### The tasks
a: In the broker configuration, condense the block that begins "[wal]" into a short list that keeps each setting's value and purpose.
b: Reproduce the part of the broker configuration that opens with the words containing "segment_size_bytes = 1073741824" and closes with "eviction policy (Moka/Lru/Lfu/Random)".

### Passage shown
-------

Broker Configuration (broker.toml)

[broker]
id = "broker-001"                    # Unique broker identifier
rack_id = "us-central1-a"            # Availability zone for rack awareness

[network]
quic_listen = "0.0.0.0:9092"        # QUIC/HTTP3 client endpoint
rpc_listen = "0.0.0.0:9093"         # Internal gRPC endpoint
max_connections = 10000              # Maximum concurrent connections
connection_timeout_ms = 30000        # Connection timeout

# QUIC-specific configuration
[network.quic_config]
max_concurrent_uni_streams = 1000
max_concurrent_bidi_streams = 1000
max_idle_timeout_ms = 30000
max_stream_data = 1024000
max_connection_data = 10240000

[wal]
path = "/var/lib/rustmq/wal"        # WAL storage path
capacity_bytes = 10737418240        # 10GB WAL capacity
fsync_on_write = true               # Force sync on write (durability)
segment_size_bytes = 1073741824     # 1GB segment size
buffer_size = 65536                 # 64KB buffer size
upload_interval_ms = 600000         # 10 minutes upload interval
flush_interval_ms = 1000            # 1 second flush interval

[cache]
write_cache_size_bytes = 1073741824  # 1GB hot data cache
read_cache_size_bytes = 2147483648   # 2GB cold data cache
eviction_policy = "Moka"             # Cache eviction policy (Moka/Lru/Lfu/Random)

[object_storage]
storage_type = "S3"                 # Storage backend (S3/Gcs/Azure/Local)
bucket = "rustmq-data"              # Storage bucket name
region = "us-central1"              # Storage region
endpoint = "http://minio:9000"      # Storage endpoint
access_key = "rustmq-access-key"    # Optional: Access key
secret_key = "rustmq-secret-key"    # Optional: Secret key
multipart_threshold = 104857600     # 100MB multipart upload threshold
max_concurrent_uploads = 10         # Concurrent upload limit

[controller]
endpoints = ["controller-1:9094", "controller-2:9094", "controller-3:9094"]
election_timeout_ms = 5000          # Leader election timeout
heartbeat_interval_ms = 1000        # Heartbeat frequency

[replication]
min_in_sync_replicas = 2            # Minimum replicas for acknowledgment
ack_timeout_ms = 5000               # Replication acknowledgment timeout
max_replication_lag = 1000          # Maximum acceptable lag
heartbeat_timeout_ms = 30000        # Follower heartbeat timeout (30 seconds)

-------

### Supplied material

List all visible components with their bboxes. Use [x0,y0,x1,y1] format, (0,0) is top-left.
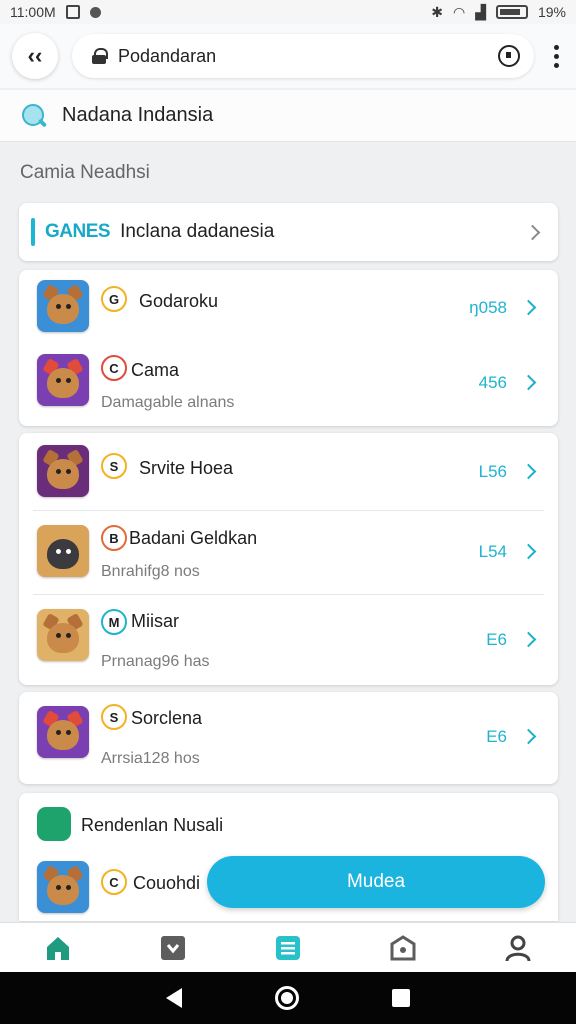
search-icon [20,102,48,130]
app-icon [37,280,89,332]
download-icon[interactable] [159,934,187,962]
list-icon[interactable] [274,934,302,962]
accent-bar [31,218,35,246]
game-badge-icon: C [101,355,127,381]
games-category-label: Inclana dadanesia [120,221,275,242]
item-subtitle: Damagable alnans [101,394,235,411]
address-text: Podandaran [118,45,217,66]
chevron-right-icon [520,543,537,560]
system-home-icon[interactable] [274,986,299,1010]
lock-icon [92,48,108,64]
item-title: Badani Geldkan [129,528,258,548]
item-title: Couohdi [133,873,201,893]
item-count: 456 [478,373,507,392]
bottom-navigation [0,922,576,972]
item-title: Sorclena [131,708,203,728]
list-item[interactable]: C Cama Damagable alnans 456 [19,346,558,426]
item-count: E6 [486,630,507,649]
list-item[interactable]: S Sorclena Arrsia128 hos E6 [19,692,558,784]
item-count: E6 [486,727,507,746]
search-title: Nadana Indansia [62,104,214,126]
item-title: Miisar [131,611,179,631]
app-icon [37,609,89,661]
system-navigation [0,972,576,1024]
app-group-3: S Sorclena Arrsia128 hos E6 [19,692,558,784]
store-icon[interactable] [389,934,417,962]
item-count: ŋ058 [469,298,507,317]
item-subtitle: Bnrahifg8 nos [101,563,200,580]
browser-toolbar: ‹‹ Podandaran [0,24,576,88]
game-badge-icon: S [101,704,127,730]
system-recents-icon[interactable] [391,989,410,1007]
list-item[interactable]: S Srvite Hoea L56 [19,433,558,509]
search-bar[interactable]: Nadana Indansia [0,90,576,142]
item-count: L54 [478,542,507,561]
chevron-right-icon [520,374,537,391]
battery-level: 19% [537,4,566,20]
more-options-icon[interactable] [548,44,564,68]
app-icon [37,445,89,497]
games-category-row[interactable]: GANES Inclana dadanesia [19,203,558,261]
app-group-1: G Godaroku ŋ058 C Cama Damagable alnans … [19,270,558,426]
section-label: Camia Neadhsi [20,162,150,183]
app-icon [37,706,89,758]
system-back-icon[interactable] [166,988,183,1008]
app-group-2: S Srvite Hoea L56 B Badani Geldkan Bnrah… [19,433,558,685]
game-badge-icon: G [101,286,127,312]
bluetooth-icon: ✱ [431,3,443,20]
floating-action-button[interactable]: Mudea [207,856,545,908]
item-title: Cama [131,360,180,380]
game-badge-icon: S [101,453,127,479]
item-subtitle: Prnanag96 has [101,653,210,670]
tab-switcher-icon[interactable] [498,45,520,67]
wifi-icon: ◠ [452,3,466,20]
chevron-right-icon [520,631,537,648]
home-icon[interactable] [44,934,72,962]
battery-icon [495,5,528,19]
section-title: Rendenlan Nusali [81,815,224,835]
back-arrow-icon: ‹‹ [27,43,43,68]
signal-icon: ▟ [475,3,486,20]
profile-icon[interactable] [504,934,532,962]
chevron-right-icon [520,728,537,745]
chevron-right-icon [524,224,541,240]
section-header[interactable]: Rendenlan Nusali [19,793,558,855]
game-badge-icon: B [101,525,127,551]
game-badge-icon: C [101,869,127,895]
game-badge-icon: M [101,609,127,635]
notification-icon [65,5,80,19]
chevron-right-icon [520,299,537,316]
item-subtitle: Arrsia128 hos [101,750,200,767]
item-title: Godaroku [139,291,219,311]
status-time: 11:00M [10,4,56,20]
chevron-right-icon [520,463,537,480]
item-title: Srvite Hoea [139,458,234,478]
item-count: L56 [478,462,507,481]
list-item[interactable]: M Miisar Prnanag96 has E6 [19,595,558,685]
app-icon [37,525,89,577]
status-bar: 11:00M ✱ ◠ ▟ 19% [0,0,576,24]
app-icon [37,354,89,406]
chat-icon [37,807,71,841]
list-item[interactable]: B Badani Geldkan Bnrahifg8 nos L54 [19,511,558,593]
app-icon [37,861,89,913]
back-button[interactable]: ‹‹ [12,33,58,79]
address-bar[interactable]: Podandaran [72,34,534,78]
games-tag: GANES [45,221,111,242]
sync-icon [89,6,101,18]
list-item[interactable]: G Godaroku ŋ058 [19,270,558,344]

-------

### Solutions by task
a:
- Storage path: /var/lib/rustmq/wal
- Capacity: 10GB
- Force sync on write: on, for durability
- Segment size: 1GB
- Buffer size: 64KB
- Upload interval: 10 minutes
- Flush interval: 1 second

b:
segment_size_bytes = 1073741824     # 1GB segment size
buffer_size = 65536                 # 64KB buffer size
upload_interval_ms = 600000         # 10 minutes upload interval
flush_interval_ms = 1000            # 1 second flush interval

[cache]
write_cache_size_bytes = 1073741824  # 1GB hot data cache
read_cache_size_bytes = 2147483648   # 2GB cold data cache
eviction_policy = "Moka"             # Cache eviction policy (Moka/Lru/Lfu/Random)